- [Exercise prompt]: Looking at the data below, count the lines that contain the string "Activities". Write only the total.

======== Data extract ========

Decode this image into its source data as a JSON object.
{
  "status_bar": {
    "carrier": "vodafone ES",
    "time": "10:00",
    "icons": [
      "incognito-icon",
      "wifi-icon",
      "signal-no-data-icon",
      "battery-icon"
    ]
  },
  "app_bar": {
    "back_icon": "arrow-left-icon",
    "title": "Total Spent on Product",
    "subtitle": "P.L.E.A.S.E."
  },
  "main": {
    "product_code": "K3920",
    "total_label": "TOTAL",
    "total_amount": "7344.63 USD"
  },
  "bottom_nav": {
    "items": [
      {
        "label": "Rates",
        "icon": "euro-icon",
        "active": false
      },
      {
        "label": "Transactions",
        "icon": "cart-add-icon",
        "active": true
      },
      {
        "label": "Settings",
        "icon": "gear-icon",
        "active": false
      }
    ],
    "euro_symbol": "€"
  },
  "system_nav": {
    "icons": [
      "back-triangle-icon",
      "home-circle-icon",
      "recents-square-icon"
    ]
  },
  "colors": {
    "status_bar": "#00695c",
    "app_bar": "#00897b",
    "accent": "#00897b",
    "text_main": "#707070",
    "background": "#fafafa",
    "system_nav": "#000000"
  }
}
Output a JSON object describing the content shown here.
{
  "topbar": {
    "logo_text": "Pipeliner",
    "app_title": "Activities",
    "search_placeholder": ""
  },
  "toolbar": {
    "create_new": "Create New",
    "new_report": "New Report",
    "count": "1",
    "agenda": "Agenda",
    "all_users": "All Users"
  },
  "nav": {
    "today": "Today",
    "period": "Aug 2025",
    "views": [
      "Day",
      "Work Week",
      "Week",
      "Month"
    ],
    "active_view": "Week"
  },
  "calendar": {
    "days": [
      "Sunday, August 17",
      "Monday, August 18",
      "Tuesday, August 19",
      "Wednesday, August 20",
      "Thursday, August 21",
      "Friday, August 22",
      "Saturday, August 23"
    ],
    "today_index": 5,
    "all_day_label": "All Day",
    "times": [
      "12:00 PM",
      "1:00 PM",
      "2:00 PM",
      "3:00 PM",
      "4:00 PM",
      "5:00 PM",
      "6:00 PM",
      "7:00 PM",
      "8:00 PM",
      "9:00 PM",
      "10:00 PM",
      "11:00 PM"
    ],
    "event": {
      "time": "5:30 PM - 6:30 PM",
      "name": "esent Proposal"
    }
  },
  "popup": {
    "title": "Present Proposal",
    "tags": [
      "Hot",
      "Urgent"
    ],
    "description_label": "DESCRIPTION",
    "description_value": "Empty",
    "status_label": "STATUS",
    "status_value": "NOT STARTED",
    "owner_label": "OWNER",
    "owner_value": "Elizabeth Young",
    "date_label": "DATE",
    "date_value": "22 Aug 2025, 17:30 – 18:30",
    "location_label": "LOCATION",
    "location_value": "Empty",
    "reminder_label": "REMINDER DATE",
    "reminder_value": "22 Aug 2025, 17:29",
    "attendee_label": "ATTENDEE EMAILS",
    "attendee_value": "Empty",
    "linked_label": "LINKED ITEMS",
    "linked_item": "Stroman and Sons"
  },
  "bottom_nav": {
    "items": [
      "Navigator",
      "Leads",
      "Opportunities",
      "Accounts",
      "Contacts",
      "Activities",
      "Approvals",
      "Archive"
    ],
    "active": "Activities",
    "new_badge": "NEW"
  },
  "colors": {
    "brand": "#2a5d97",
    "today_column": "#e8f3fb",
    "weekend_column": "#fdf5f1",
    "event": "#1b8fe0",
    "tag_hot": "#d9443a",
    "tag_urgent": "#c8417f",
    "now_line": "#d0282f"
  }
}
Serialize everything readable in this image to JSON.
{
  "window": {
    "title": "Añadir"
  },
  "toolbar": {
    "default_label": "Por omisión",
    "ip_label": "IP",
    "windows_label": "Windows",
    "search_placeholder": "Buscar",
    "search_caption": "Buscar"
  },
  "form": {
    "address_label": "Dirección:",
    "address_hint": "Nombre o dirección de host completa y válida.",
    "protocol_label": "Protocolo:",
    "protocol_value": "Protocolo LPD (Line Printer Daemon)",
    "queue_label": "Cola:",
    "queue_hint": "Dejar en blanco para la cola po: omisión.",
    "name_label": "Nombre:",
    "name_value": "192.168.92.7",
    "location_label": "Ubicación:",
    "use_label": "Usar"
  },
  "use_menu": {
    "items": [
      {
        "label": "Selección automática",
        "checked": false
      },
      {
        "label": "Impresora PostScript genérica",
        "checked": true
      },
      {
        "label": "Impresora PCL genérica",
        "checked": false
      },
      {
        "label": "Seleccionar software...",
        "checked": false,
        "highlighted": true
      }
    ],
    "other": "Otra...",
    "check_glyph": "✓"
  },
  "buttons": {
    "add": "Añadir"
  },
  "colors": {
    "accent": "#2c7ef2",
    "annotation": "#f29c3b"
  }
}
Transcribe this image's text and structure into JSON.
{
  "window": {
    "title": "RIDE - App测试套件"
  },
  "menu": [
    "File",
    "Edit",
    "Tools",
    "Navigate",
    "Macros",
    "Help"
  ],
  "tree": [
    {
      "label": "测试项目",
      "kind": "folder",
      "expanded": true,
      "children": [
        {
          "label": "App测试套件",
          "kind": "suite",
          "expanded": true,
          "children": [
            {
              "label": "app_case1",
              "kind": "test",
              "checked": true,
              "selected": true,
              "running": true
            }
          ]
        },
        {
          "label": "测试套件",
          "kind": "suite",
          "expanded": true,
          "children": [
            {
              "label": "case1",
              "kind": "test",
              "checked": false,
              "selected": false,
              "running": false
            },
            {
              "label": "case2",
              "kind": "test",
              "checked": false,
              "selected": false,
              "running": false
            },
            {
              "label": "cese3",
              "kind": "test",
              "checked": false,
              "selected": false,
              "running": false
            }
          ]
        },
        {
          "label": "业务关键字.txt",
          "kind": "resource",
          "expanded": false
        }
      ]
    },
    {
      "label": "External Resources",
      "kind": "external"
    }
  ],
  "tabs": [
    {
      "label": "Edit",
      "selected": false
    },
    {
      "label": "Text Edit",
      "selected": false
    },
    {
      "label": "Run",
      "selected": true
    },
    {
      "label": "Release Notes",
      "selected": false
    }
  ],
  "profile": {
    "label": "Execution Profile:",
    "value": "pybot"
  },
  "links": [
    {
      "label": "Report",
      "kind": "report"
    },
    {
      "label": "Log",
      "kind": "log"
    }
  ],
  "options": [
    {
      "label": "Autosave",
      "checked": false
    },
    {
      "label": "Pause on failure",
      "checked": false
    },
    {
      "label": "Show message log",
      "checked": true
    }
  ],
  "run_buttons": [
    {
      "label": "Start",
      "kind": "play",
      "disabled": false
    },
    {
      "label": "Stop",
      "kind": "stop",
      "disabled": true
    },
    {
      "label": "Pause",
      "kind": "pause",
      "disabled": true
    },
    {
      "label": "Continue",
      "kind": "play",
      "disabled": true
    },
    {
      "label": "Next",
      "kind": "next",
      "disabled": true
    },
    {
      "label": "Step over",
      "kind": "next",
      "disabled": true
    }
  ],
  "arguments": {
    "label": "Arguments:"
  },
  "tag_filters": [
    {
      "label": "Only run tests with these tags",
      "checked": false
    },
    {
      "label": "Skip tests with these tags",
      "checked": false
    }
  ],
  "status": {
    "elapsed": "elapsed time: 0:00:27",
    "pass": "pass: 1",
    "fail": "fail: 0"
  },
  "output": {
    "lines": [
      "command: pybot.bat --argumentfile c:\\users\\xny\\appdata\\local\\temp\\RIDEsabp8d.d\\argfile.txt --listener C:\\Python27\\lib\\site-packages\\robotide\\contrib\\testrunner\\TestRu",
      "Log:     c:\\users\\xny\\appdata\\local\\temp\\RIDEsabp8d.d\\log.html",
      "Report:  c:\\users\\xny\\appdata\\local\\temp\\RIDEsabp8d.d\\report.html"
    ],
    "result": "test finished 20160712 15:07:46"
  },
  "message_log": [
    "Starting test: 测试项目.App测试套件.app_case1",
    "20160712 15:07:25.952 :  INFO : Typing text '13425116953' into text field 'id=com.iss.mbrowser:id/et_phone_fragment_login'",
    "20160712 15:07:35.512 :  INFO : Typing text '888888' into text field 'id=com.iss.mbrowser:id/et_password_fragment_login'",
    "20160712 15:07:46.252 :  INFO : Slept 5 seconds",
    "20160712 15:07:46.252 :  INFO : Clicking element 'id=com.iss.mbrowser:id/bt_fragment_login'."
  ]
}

========

- [Exercise response]: 3